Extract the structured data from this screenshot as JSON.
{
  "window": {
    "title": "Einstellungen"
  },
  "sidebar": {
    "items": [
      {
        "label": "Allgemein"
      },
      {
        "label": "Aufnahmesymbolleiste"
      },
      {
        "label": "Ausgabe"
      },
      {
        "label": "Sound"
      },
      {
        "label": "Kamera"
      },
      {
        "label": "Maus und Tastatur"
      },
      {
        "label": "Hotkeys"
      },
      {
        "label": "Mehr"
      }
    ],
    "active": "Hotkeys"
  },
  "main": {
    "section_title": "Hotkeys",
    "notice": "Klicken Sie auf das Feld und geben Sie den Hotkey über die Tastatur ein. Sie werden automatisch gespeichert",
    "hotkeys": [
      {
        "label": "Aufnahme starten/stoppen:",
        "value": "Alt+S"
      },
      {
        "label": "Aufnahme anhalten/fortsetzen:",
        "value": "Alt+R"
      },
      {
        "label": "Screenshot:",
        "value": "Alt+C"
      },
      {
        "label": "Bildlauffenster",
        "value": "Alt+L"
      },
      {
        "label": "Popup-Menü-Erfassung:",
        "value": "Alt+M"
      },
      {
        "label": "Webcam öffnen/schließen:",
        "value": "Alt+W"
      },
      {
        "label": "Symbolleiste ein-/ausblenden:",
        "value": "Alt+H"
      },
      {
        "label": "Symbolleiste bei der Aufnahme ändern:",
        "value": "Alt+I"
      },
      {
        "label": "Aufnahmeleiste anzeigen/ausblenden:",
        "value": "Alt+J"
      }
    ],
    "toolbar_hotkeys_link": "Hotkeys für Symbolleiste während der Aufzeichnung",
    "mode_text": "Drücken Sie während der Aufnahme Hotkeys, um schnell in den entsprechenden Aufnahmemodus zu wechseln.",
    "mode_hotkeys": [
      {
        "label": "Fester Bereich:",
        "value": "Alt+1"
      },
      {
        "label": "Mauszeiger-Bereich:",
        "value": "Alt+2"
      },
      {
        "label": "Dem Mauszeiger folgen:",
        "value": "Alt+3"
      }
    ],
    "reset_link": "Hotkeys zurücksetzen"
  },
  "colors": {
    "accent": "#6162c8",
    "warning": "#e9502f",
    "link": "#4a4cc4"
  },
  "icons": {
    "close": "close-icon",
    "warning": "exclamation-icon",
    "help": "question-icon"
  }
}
━━━━━━━━━━━━━━━━━━━━━━━━━━━━━━
- **WHAT THE TASK REQUIRES**
Gather all lines of the records that include the word "ausblenden".

- **TASK RESPONSE**
        "label": "Symbolleiste ein-/ausblenden:",
        "label": "Aufnahmeleiste anzeigen/ausblenden:",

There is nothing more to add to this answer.